[Start of ITEMS]
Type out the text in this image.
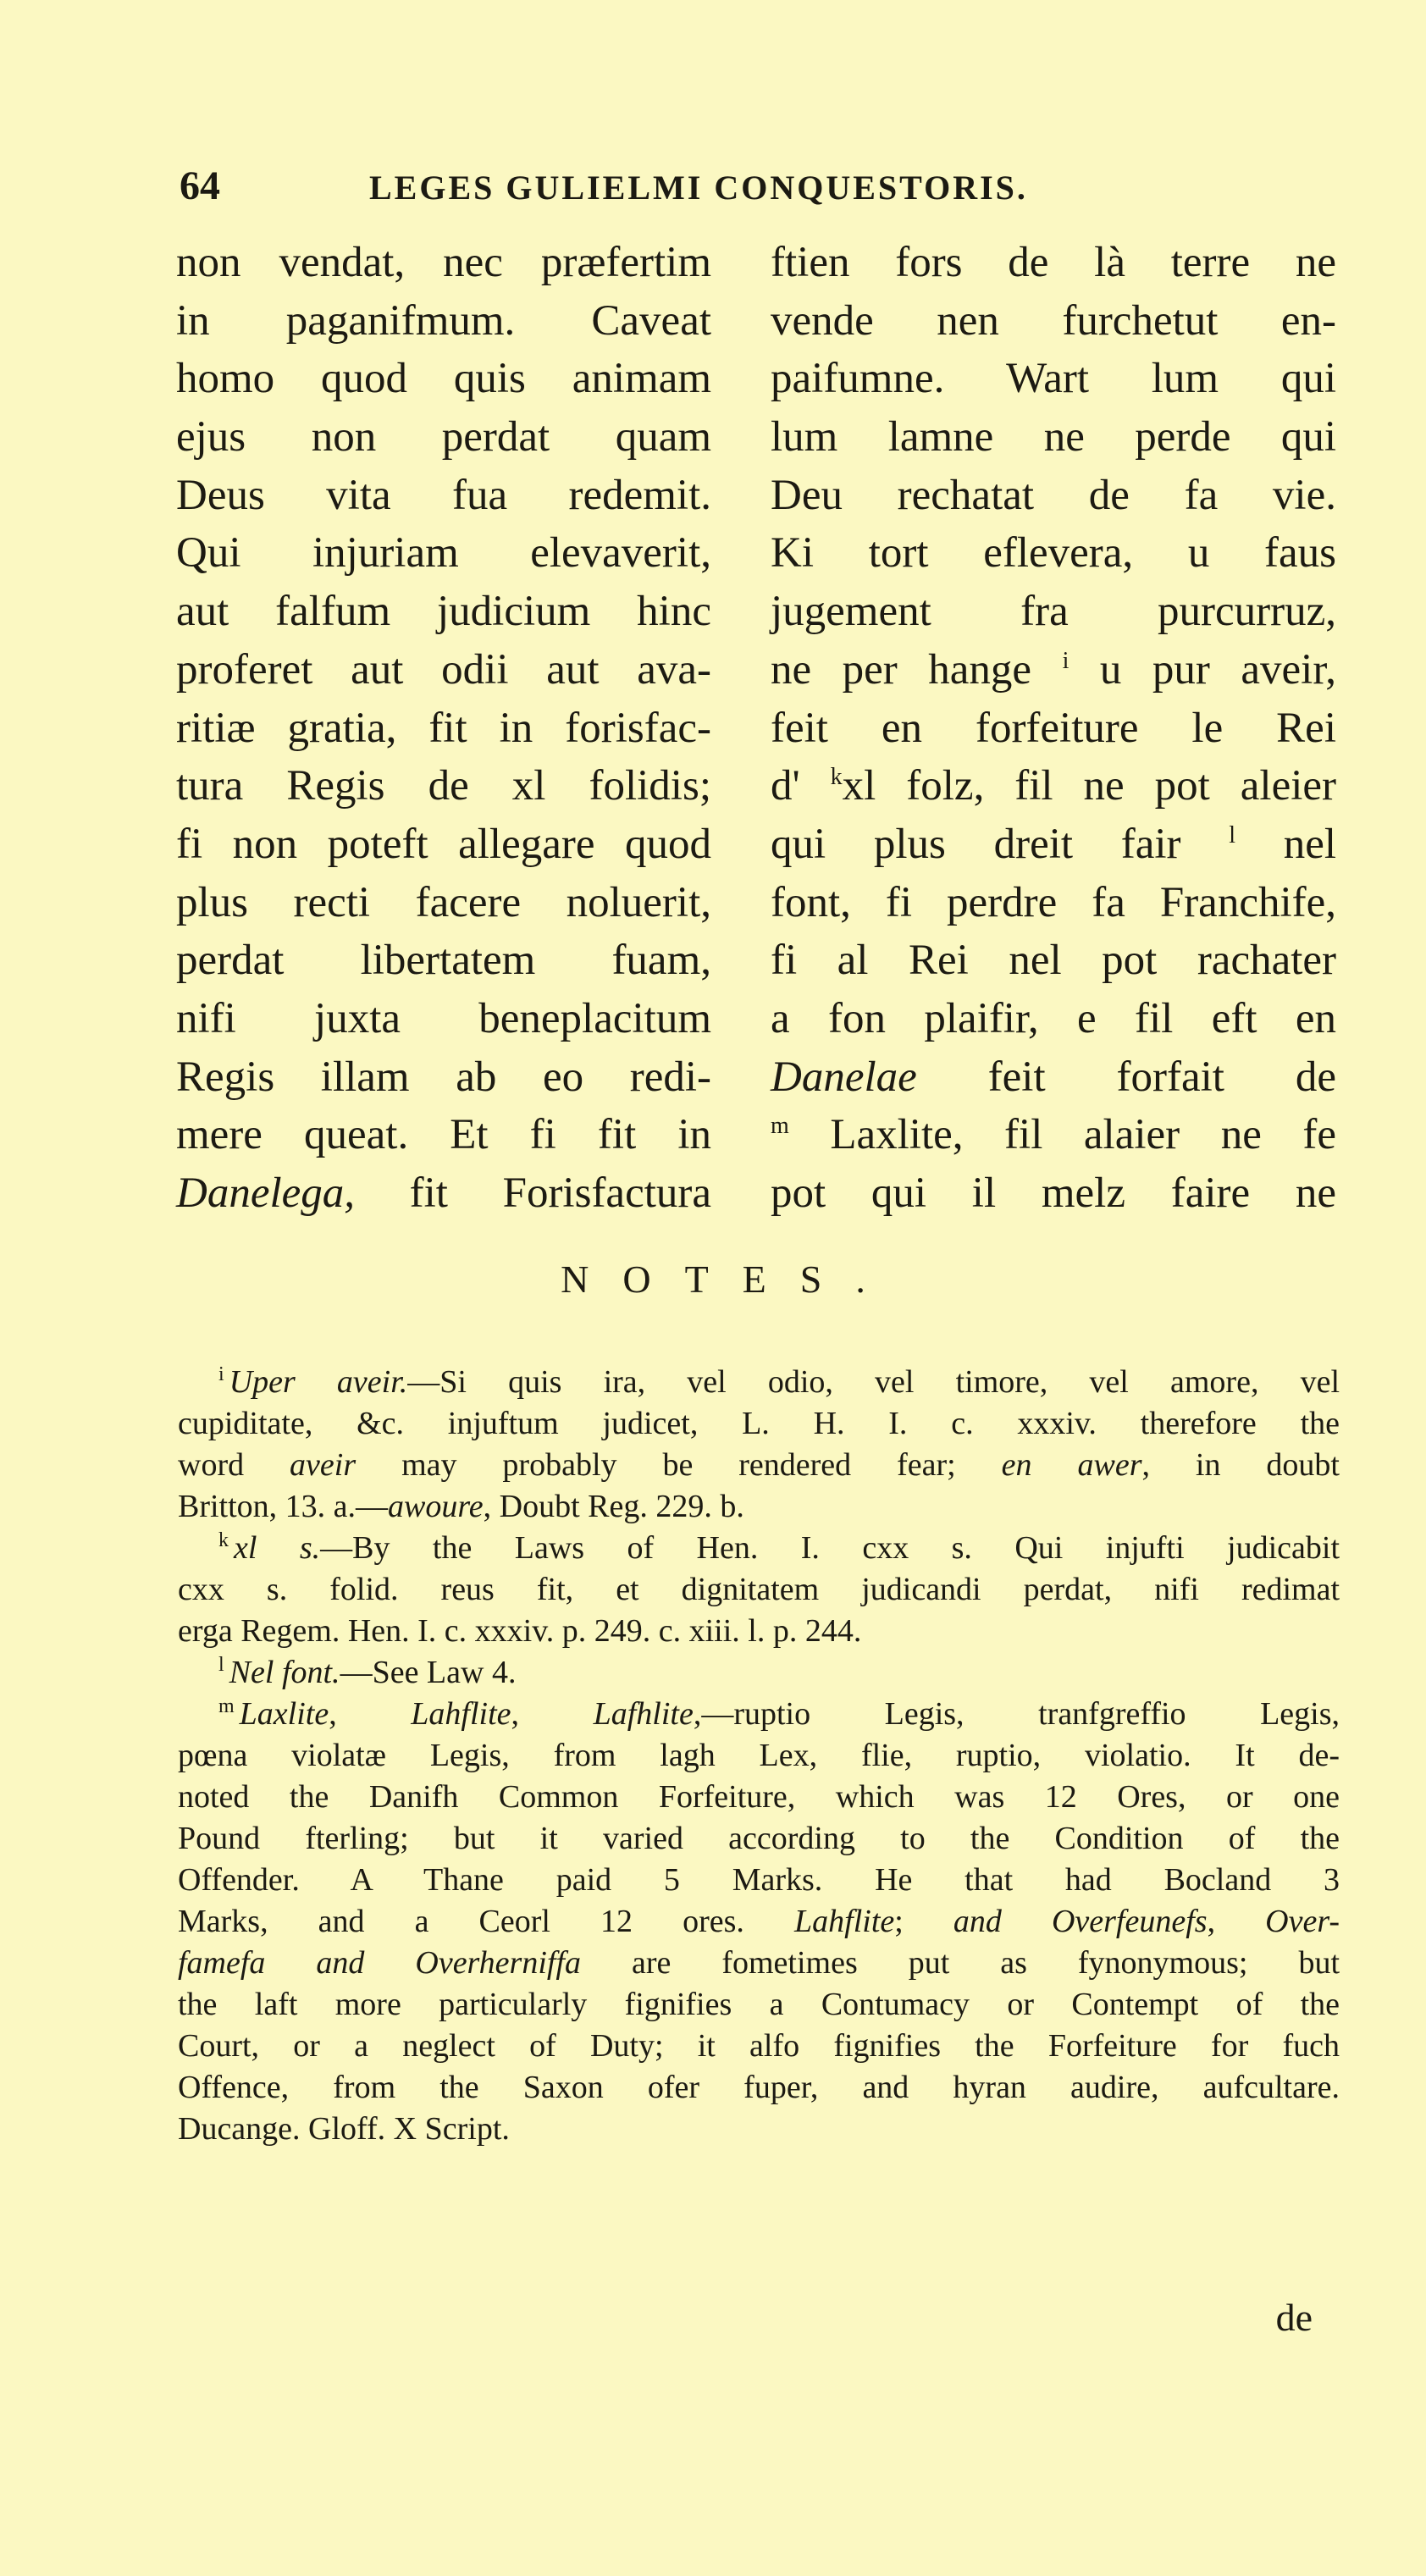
64	LEGES GULIELMI CONQUESTORIS.
non vendat, nec præfertim
in paganifmum. Caveat
homo quod quis animam
ejus non perdat quam
Deus vita fua redemit.
Qui injuriam elevaverit,
aut falfum judicium hinc
proferet aut odii aut ava-
ritiæ gratia, fit in forisfac-
tura Regis de xl folidis;
fi non poteft allegare quod
plus recti facere noluerit,
perdat libertatem fuam,
nifi juxta beneplacitum
Regis illam ab eo redi-
mere queat. Et fi fit in
Danelega, fit Forisfactura
ftien fors de là terre ne
vende nen furchetut en-
paifumne. Wart lum qui
lum lamne ne perde qui
Deu rechatat de fa vie.
Ki tort eflevera, u faus
jugement fra purcurruz,
ne per hange $^i$ u pur aveir,
feit en forfeiture le Rei
d' $^k$xl folz, fil ne pot aleier
qui plus dreit fair $^l$ nel
font, fi perdre fa Franchife,
fi al Rei nel pot rachater
a fon plaifir, e fil eft en
Danelae feit forfait de
$^m$ Laxlite, fil alaier ne fe
pot qui il melz faire ne
NOTES.
$^i$ Uper aveir.—Si quis ira, vel odio, vel timore, vel amore, vel
cupiditate, &c. injuftum judicet, L. H. I. c. xxxiv. therefore the
word aveir may probably be rendered fear; en awer, in doubt
Britton, 13. a.—awoure, Doubt Reg. 229. b.
$^k$ xl s.—By the Laws of Hen. I. cxx s. Qui injufti judicabit
cxx s. folid. reus fit, et dignitatem judicandi perdat, nifi redimat
erga Regem. Hen. I. c. xxxiv. p. 249. c. xiii. l. p. 244.
$^l$ Nel font.—See Law 4.
$^m$ Laxlite, Lahflite, Lafhlite,—ruptio Legis, tranfgreffio Legis,
pœna violatæ Legis, from lagh Lex, flie, ruptio, violatio. It de-
noted the Danifh Common Forfeiture, which was 12 Ores, or one
Pound fterling; but it varied according to the Condition of the
Offender. A Thane paid 5 Marks. He that had Bocland 3
Marks, and a Ceorl 12 ores. Lahflite; and Overfeunefs, Over-
famefa and Overherniffa are fometimes put as fynonymous; but
the laft more particularly fignifies a Contumacy or Contempt of the
Court, or a neglect of Duty; it alfo fignifies the Forfeiture for fuch
Offence, from the Saxon ofer fuper, and hyran audire, aufcultare.
Ducange. Gloff. X Script.
de
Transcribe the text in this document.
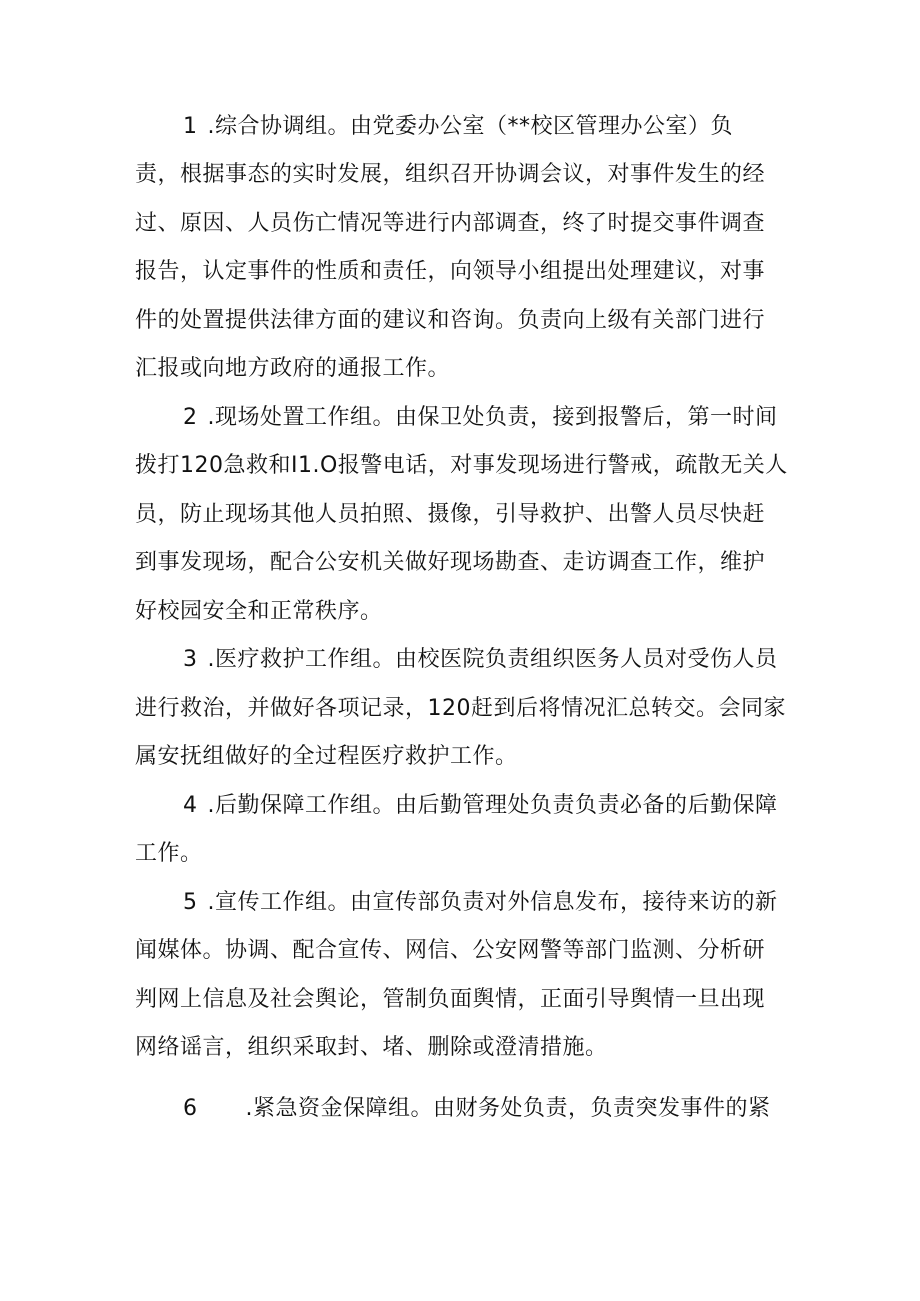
1 .综合协调组。由党委办公室（**校区管理办公室）负
责，根据事态的实时发展，组织召开协调会议，对事件发生的经
过、原因、人员伤亡情况等进行内部调查，终了时提交事件调查
报告，认定事件的性质和责任，向领导小组提出处理建议，对事
件的处置提供法律方面的建议和咨询。负责向上级有关部门进行
汇报或向地方政府的通报工作。
2 .现场处置工作组。由保卫处负责，接到报警后，第一时间
拨打120急救和I1.O报警电话，对事发现场进行警戒，疏散无关人
员，防止现场其他人员拍照、摄像，引导救护、出警人员尽快赶
到事发现场，配合公安机关做好现场勘查、走访调查工作，维护
好校园安全和正常秩序。
3 .医疗救护工作组。由校医院负责组织医务人员对受伤人员
进行救治，并做好各项记录，120赶到后将情况汇总转交。会同家
属安抚组做好的全过程医疗救护工作。
4 .后勤保障工作组。由后勤管理处负责负责必备的后勤保障
工作。
5 .宣传工作组。由宣传部负责对外信息发布，接待来访的新
闻媒体。协调、配合宣传、网信、公安网警等部门监测、分析研
判网上信息及社会舆论，管制负面舆情，正面引导舆情一旦出现
网络谣言，组织采取封、堵、删除或澄清措施。
6 .紧急资金保障组。由财务处负责，负责突发事件的紧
[End of ITEMS]
Every line of the records that includes the word "font" should be gathered.

# [ANSWER FOR THE TASK]
font, fi perdre fa Franchife,
$^l$ Nel font.—See Law 4.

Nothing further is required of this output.